===== Input data

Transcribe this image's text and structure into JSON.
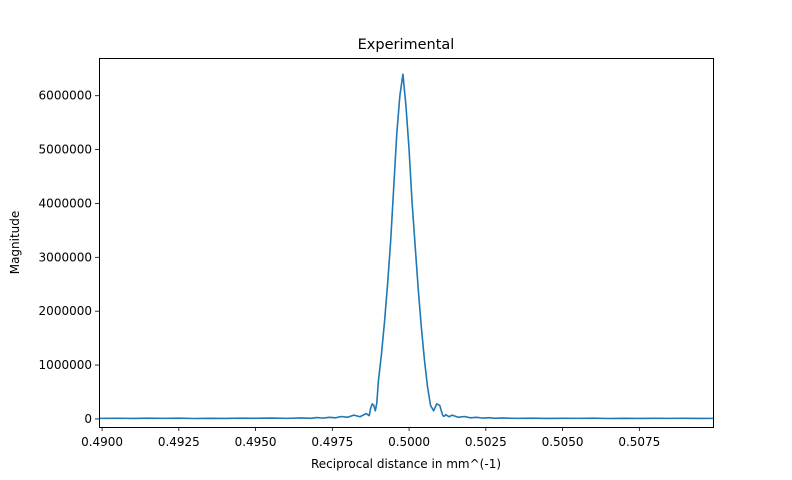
{
  "chart_data": {
    "type": "line",
    "title": "Experimental",
    "xlabel": "Reciprocal distance in mm^(-1)",
    "ylabel": "Magnitude",
    "xlim": [
      0.4899,
      0.5099
    ],
    "ylim": [
      -150000,
      6700000
    ],
    "x_ticks": [
      0.49,
      0.4925,
      0.495,
      0.4975,
      0.5,
      0.5025,
      0.505,
      0.5075
    ],
    "x_tick_labels": [
      "0.4900",
      "0.4925",
      "0.4950",
      "0.4975",
      "0.5000",
      "0.5025",
      "0.5050",
      "0.5075"
    ],
    "y_ticks": [
      0,
      1000000,
      2000000,
      3000000,
      4000000,
      5000000,
      6000000
    ],
    "y_tick_labels": [
      "0",
      "1000000",
      "2000000",
      "3000000",
      "4000000",
      "5000000",
      "6000000"
    ],
    "grid": false,
    "line_color": "#1f77b4",
    "series": [
      {
        "x": [
          0.4899,
          0.4905,
          0.491,
          0.4915,
          0.492,
          0.4925,
          0.493,
          0.4935,
          0.494,
          0.4945,
          0.495,
          0.4955,
          0.496,
          0.4965,
          0.4968,
          0.497,
          0.4972,
          0.4974,
          0.4976,
          0.4978,
          0.498,
          0.4982,
          0.4984,
          0.4986,
          0.4987,
          0.49875,
          0.4988,
          0.49885,
          0.4989,
          0.49895,
          0.499,
          0.4991,
          0.4992,
          0.4993,
          0.4994,
          0.4995,
          0.4996,
          0.4997,
          0.4998,
          0.4999,
          0.5,
          0.5001,
          0.5002,
          0.5003,
          0.5004,
          0.5005,
          0.5006,
          0.5007,
          0.5008,
          0.5009,
          0.501,
          0.50105,
          0.5011,
          0.50115,
          0.5012,
          0.50125,
          0.5013,
          0.5014,
          0.5016,
          0.5018,
          0.502,
          0.5022,
          0.5024,
          0.5026,
          0.5028,
          0.503,
          0.5035,
          0.504,
          0.5045,
          0.505,
          0.5055,
          0.506,
          0.5065,
          0.507,
          0.5075,
          0.508,
          0.5085,
          0.509,
          0.5095,
          0.5099
        ],
        "y": [
          10000,
          12000,
          9000,
          14000,
          10000,
          13000,
          8000,
          12000,
          9000,
          14000,
          11000,
          15000,
          10000,
          18000,
          12000,
          25000,
          15000,
          30000,
          20000,
          45000,
          30000,
          70000,
          40000,
          100000,
          60000,
          200000,
          280000,
          250000,
          150000,
          300000,
          700000,
          1200000,
          1800000,
          2500000,
          3300000,
          4300000,
          5300000,
          6000000,
          6400000,
          5800000,
          5000000,
          4000000,
          3200000,
          2400000,
          1700000,
          1100000,
          600000,
          250000,
          150000,
          280000,
          250000,
          150000,
          60000,
          50000,
          80000,
          60000,
          40000,
          70000,
          30000,
          45000,
          20000,
          30000,
          15000,
          22000,
          12000,
          18000,
          10000,
          14000,
          9000,
          12000,
          10000,
          13000,
          8000,
          12000,
          9000,
          11000,
          10000,
          12000,
          9000,
          10000
        ]
      }
    ]
  }
}
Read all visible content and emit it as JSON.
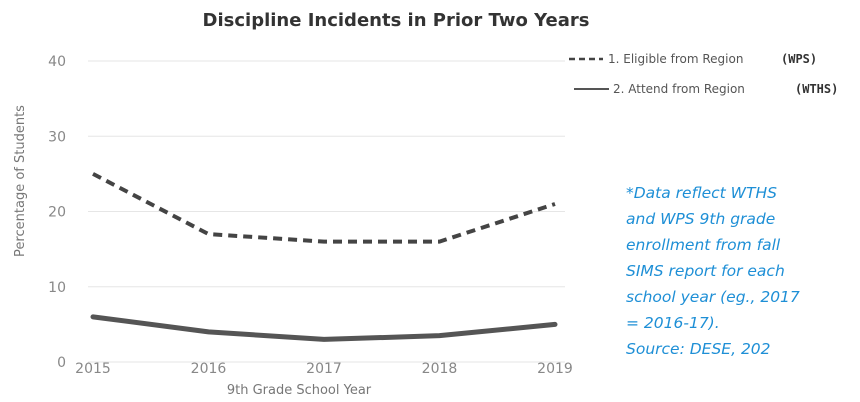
{
  "chart_data": {
    "type": "line",
    "title": "Discipline Incidents in Prior Two Years",
    "xlabel": "9th Grade School Year",
    "ylabel": "Percentage of Students",
    "x": [
      "2015",
      "2016",
      "2017",
      "2018",
      "2019"
    ],
    "ylim": [
      0,
      40
    ],
    "yticks": [
      "0",
      "10",
      "20",
      "30",
      "40"
    ],
    "grid": true,
    "legend_position": "top-right",
    "series": [
      {
        "name": "1. Eligible from Region",
        "tag": "(WPS)",
        "style": "dashed",
        "color": "#444444",
        "values": [
          25,
          17,
          16,
          16,
          21
        ]
      },
      {
        "name": "2. Attend from Region",
        "tag": "(WTHS)",
        "style": "solid",
        "color": "#555555",
        "values": [
          6,
          4,
          3,
          3.5,
          5
        ]
      }
    ]
  },
  "note": {
    "lines": [
      "*Data reflect WTHS",
      "and WPS 9th grade",
      "enrollment from fall",
      "SIMS report for each",
      "school year (eg., 2017",
      "= 2016-17).",
      "Source: DESE, 202"
    ],
    "color": "#1e8fd6"
  }
}
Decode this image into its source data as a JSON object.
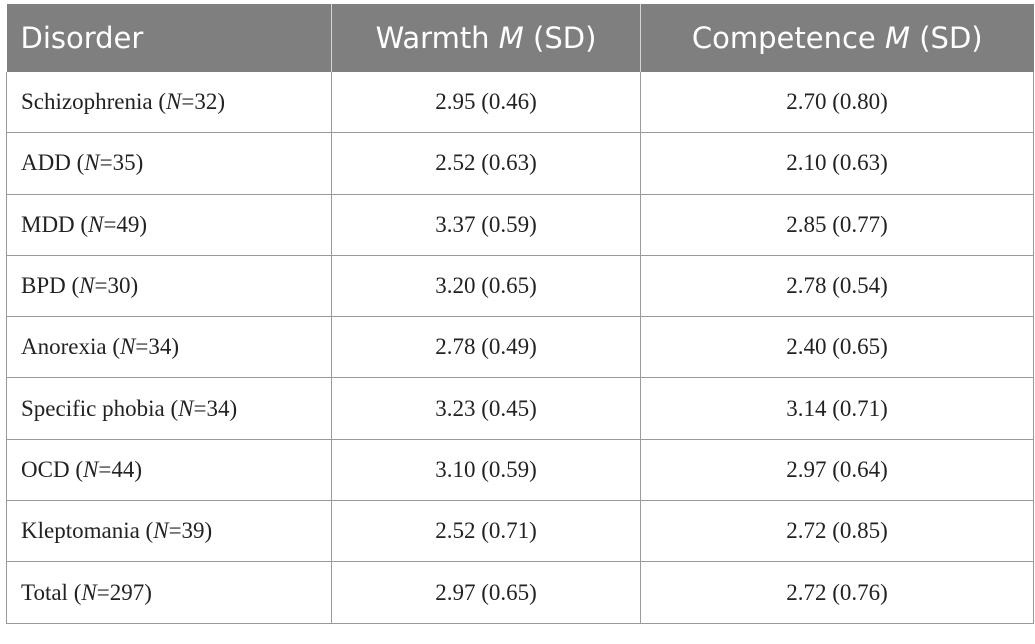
{
  "header": {
    "disorder": "Disorder",
    "warmth_prefix": "Warmth ",
    "competence_prefix": "Competence ",
    "mean_symbol": "M",
    "sd_suffix": " (SD)"
  },
  "n_symbol": "N",
  "rows": [
    {
      "name": "Schizophrenia",
      "n": "32",
      "warmth": "2.95 (0.46)",
      "competence": "2.70 (0.80)"
    },
    {
      "name": "ADD",
      "n": "35",
      "warmth": "2.52 (0.63)",
      "competence": "2.10 (0.63)"
    },
    {
      "name": "MDD",
      "n": "49",
      "warmth": "3.37 (0.59)",
      "competence": "2.85 (0.77)"
    },
    {
      "name": "BPD",
      "n": "30",
      "warmth": "3.20 (0.65)",
      "competence": "2.78 (0.54)"
    },
    {
      "name": "Anorexia",
      "n": "34",
      "warmth": "2.78 (0.49)",
      "competence": "2.40 (0.65)"
    },
    {
      "name": "Specific phobia",
      "n": "34",
      "warmth": "3.23 (0.45)",
      "competence": "3.14 (0.71)"
    },
    {
      "name": "OCD",
      "n": "44",
      "warmth": "3.10 (0.59)",
      "competence": "2.97 (0.64)"
    },
    {
      "name": "Kleptomania",
      "n": "39",
      "warmth": "2.52 (0.71)",
      "competence": "2.72 (0.85)"
    },
    {
      "name": "Total",
      "n": "297",
      "warmth": "2.97 (0.65)",
      "competence": "2.72 (0.76)"
    }
  ],
  "colors": {
    "header_background": "#7f7f7f",
    "header_text": "#ffffff",
    "grid_lines": "#9a9a9a"
  }
}
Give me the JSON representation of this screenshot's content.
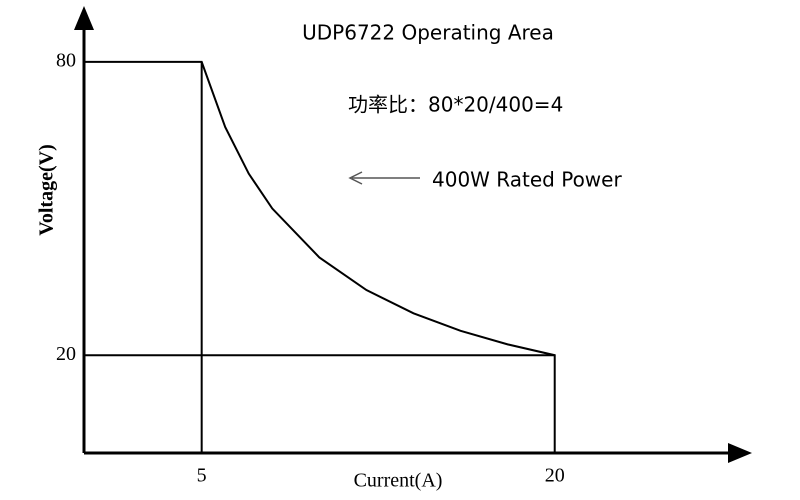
{
  "chart_data": {
    "type": "line",
    "title": "UDP6722 Operating Area",
    "annotations": [
      "功率比：80*20/400=4",
      "400W Rated Power"
    ],
    "xlabel": "Current(A)",
    "ylabel": "Voltage(V)",
    "xlim": [
      0,
      28
    ],
    "ylim": [
      0,
      90
    ],
    "xticks": [
      5,
      20
    ],
    "yticks": [
      20,
      80
    ],
    "series": [
      {
        "color": "#000000",
        "x": [
          0,
          5,
          6,
          7,
          8,
          10,
          12,
          14,
          16,
          18,
          20,
          20
        ],
        "values": [
          80,
          80,
          66.67,
          57.14,
          50,
          40,
          33.33,
          28.57,
          25,
          22.22,
          20,
          0
        ]
      },
      {
        "color": "#000000",
        "x": [
          0,
          20
        ],
        "values": [
          20,
          20
        ]
      },
      {
        "color": "#000000",
        "x": [
          5,
          5
        ],
        "values": [
          0,
          80
        ]
      }
    ]
  }
}
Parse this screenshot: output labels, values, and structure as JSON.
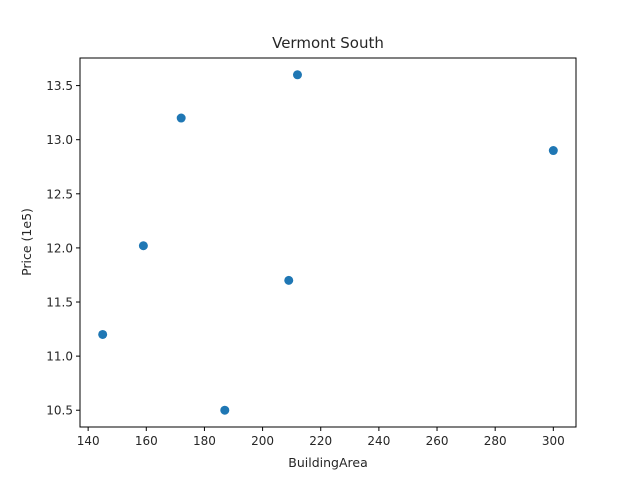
{
  "chart_data": {
    "type": "scatter",
    "title": "Vermont South",
    "xlabel": "BuildingArea",
    "ylabel": "Price (1e5)",
    "xlim": [
      137.2,
      307.8
    ],
    "ylim": [
      10.345,
      13.755
    ],
    "xticks": [
      140,
      160,
      180,
      200,
      220,
      240,
      260,
      280,
      300
    ],
    "yticks": [
      10.5,
      11.0,
      11.5,
      12.0,
      12.5,
      13.0,
      13.5
    ],
    "xtick_labels": [
      "140",
      "160",
      "180",
      "200",
      "220",
      "240",
      "260",
      "280",
      "300"
    ],
    "ytick_labels": [
      "10.5",
      "11.0",
      "11.5",
      "12.0",
      "12.5",
      "13.0",
      "13.5"
    ],
    "grid": false,
    "legend": "none",
    "series": [
      {
        "color": "#1f77b4",
        "points": [
          {
            "x": 145,
            "y": 11.2
          },
          {
            "x": 159,
            "y": 12.02
          },
          {
            "x": 172,
            "y": 13.2
          },
          {
            "x": 187,
            "y": 10.5
          },
          {
            "x": 209,
            "y": 11.7
          },
          {
            "x": 212,
            "y": 13.6
          },
          {
            "x": 300,
            "y": 12.9
          }
        ]
      }
    ]
  }
}
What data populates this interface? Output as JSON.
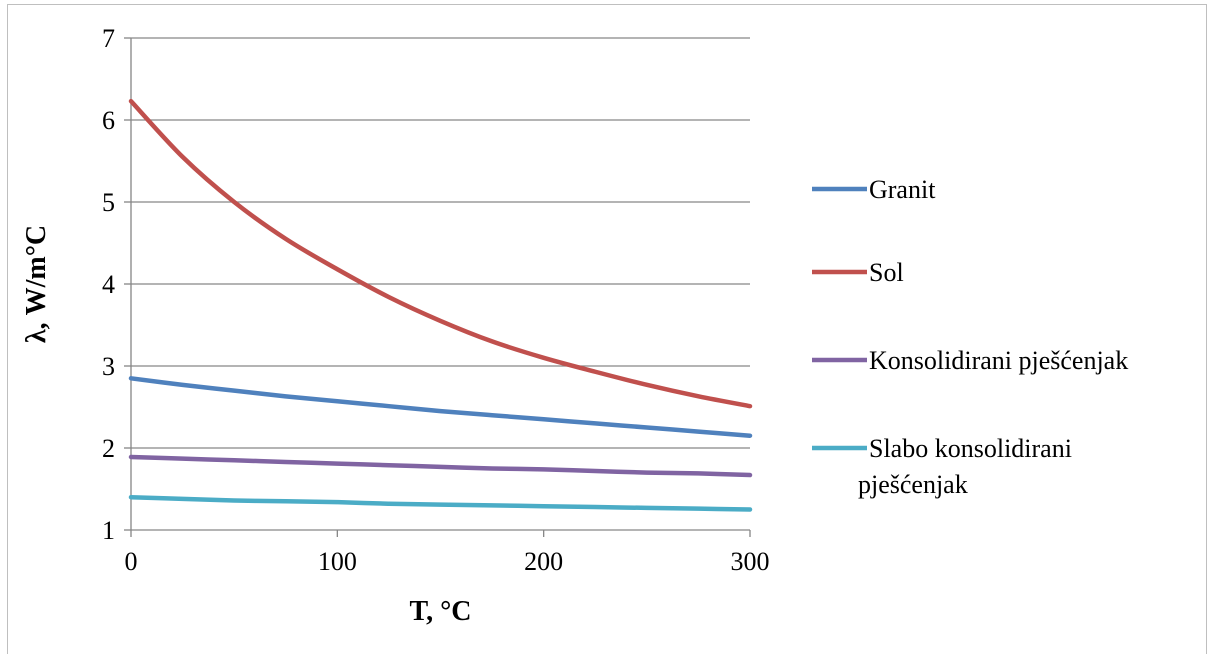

==========

Identify the lines in the entries that hold "JSON" and return each one.

Transcribe this image's text and structure into JSON.
Read all visible content and emit it as JSON.
Decode this image into its source data as a JSON object.
Give me the JSON representation of this screenshot's content.
Parse this screenshot: output labels, values, and structure as JSON.
What data populates this interface? Output as JSON.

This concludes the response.